Notules - 5 : winter is gaming
En janvier, on déballe les cadeaux, on solde les soldes, on se glisse dans de vieux chaussons confortables. Bref les longues nuits d’hiver sont plus ludiques que jamais. Avec Diablo III Anniversary, Day of the Tentacle Special Edition, Stardew Valley, Roundabout, Cache mon jeu par maman et MGS V.
Du vieux avec du neuf
Diablo 3, patch anniversaire (Blizzard, 2017)
D’une façon ou d’une autre, il fallait marquer les vingt ans de Diablo 1. L’actuel Diablo 3 accueille donc une nouvelle zone temporaire censée faire revivre l’ancêtre. Elle se résume en un Diablo 3 à la caméra changée, pixelisé, aux animations limitées — bref, plus moche. Il est assez gênant, voire même effrayant, de constater que la jeune génération Blizzard ne considère Diablo 1 que par le prisme de ses limitations techniques. Comme si les développeurs actuels voulaient convaincre (eux-mêmes ? ou les joueurs ?) que la série ne fait qu’évoluer pour le mieux. Pourtant, on peut aimer les trois Diablo pour des raisons bien différentes ... n’aurait-il pas été possible par exemple de rétablir une difficulté fixe, les jeux de lumière si particuliers, et ralentir grandement le rythme ? — Laurent Braud
Day of the Tentacle : Special Edition (LucasArts / Double Fine, 1993 / 2016)

**Lignes de données**
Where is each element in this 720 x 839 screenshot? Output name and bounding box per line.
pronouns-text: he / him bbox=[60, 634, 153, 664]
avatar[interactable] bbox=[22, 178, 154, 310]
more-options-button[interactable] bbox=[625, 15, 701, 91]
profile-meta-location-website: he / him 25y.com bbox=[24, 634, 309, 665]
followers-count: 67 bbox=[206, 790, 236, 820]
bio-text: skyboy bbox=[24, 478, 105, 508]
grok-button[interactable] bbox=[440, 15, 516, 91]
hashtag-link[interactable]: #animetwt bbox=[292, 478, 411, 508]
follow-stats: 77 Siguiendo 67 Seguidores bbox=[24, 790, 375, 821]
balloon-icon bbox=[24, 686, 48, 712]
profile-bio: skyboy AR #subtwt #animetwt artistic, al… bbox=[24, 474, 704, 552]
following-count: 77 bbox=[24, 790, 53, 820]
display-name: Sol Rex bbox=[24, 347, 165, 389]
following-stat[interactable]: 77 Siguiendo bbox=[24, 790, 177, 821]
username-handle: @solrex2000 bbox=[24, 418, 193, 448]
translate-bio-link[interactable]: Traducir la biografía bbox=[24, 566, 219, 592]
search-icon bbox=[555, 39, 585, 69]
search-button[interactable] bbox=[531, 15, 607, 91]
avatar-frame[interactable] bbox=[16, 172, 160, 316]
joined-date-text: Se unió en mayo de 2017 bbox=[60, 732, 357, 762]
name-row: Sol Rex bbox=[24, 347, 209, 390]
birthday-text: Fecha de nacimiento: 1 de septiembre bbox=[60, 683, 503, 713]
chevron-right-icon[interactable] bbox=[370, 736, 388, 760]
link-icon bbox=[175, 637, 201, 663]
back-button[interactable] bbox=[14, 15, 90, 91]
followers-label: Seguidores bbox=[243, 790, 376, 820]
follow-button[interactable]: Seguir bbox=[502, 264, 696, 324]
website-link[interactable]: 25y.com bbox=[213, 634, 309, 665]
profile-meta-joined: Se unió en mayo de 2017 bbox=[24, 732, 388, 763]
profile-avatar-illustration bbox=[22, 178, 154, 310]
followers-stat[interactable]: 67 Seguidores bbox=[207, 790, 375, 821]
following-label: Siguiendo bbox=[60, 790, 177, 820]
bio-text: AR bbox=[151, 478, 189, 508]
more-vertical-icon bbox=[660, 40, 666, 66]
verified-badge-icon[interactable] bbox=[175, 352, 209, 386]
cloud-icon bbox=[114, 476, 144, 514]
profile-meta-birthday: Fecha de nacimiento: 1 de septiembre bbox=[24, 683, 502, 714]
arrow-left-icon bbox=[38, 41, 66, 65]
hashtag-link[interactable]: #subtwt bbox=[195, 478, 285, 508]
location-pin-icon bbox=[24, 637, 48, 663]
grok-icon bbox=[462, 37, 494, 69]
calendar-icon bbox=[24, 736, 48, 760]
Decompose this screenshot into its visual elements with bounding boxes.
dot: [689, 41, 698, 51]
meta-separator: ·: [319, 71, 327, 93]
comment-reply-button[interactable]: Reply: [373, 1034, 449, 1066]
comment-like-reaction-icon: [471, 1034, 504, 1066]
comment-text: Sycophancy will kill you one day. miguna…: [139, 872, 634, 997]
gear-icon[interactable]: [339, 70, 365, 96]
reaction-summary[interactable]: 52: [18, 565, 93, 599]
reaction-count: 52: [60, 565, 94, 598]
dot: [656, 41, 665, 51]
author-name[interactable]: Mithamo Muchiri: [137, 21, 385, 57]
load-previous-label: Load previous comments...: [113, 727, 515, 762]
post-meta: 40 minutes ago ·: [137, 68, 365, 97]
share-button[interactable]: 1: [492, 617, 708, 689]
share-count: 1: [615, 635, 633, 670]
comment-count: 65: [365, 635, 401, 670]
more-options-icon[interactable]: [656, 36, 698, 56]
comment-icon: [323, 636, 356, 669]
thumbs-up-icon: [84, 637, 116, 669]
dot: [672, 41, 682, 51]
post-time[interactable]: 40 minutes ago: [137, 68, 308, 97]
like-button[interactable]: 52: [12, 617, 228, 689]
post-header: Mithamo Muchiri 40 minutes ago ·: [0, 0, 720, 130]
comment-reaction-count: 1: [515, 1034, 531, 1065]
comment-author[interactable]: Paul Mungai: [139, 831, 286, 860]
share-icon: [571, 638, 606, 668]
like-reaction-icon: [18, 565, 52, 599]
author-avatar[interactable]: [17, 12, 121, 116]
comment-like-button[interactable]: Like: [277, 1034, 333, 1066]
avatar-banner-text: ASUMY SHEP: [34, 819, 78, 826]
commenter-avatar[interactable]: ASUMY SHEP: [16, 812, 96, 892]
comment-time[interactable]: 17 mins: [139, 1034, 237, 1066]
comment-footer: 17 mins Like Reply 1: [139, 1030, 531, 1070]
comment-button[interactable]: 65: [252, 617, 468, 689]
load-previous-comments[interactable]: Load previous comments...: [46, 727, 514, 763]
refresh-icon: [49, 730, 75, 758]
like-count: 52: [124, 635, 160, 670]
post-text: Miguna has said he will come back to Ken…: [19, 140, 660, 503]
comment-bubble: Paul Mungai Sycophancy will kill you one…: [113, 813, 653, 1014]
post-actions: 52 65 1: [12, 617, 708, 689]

**Consignes**
1. D'après le texte fourni, pourquoi Diablo 3 accueille-t-il une nouvelle zone temporaire ? Répondez en une à trois phrases.
2. Reproduisez le passage du texte fourni compris entre « D’une façon ou » et « 1993 / 2016) », ces deux extraits inclus.
Les items ne jouent aucun rôle dans cet exercice.

**Corrigé**
1. Diablo 3 accueille cette zone parce qu'il fallait marquer les vingt ans de Diablo 1. Elle est censée faire revivre cet ancêtre de la série.

2.
D’une façon ou d’une autre, il fallait marquer les vingt ans de Diablo 1. L’actuel Diablo 3 accueille donc une nouvelle zone temporaire censée faire revivre l’ancêtre. Elle se résume en un Diablo 3 à la caméra changée, pixelisé, aux animations limitées — bref, plus moche. Il est assez gênant, voire même effrayant, de constater que la jeune génération Blizzard ne considère Diablo 1 que par le prisme de ses limitations techniques. Comme si les développeurs actuels voulaient convaincre (eux-mêmes ? ou les joueurs ?) que la série ne fait qu’évoluer pour le mieux. Pourtant, on peut aimer les trois Diablo pour des raisons bien différentes ... n’aurait-il pas été possible par exemple de rétablir une difficulté fixe, les jeux de lumière si particuliers, et ralentir grandement le rythme ? — Laurent Braud
Day of the Tentacle : Special Edition (LucasArts / Double Fine, 1993 / 2016)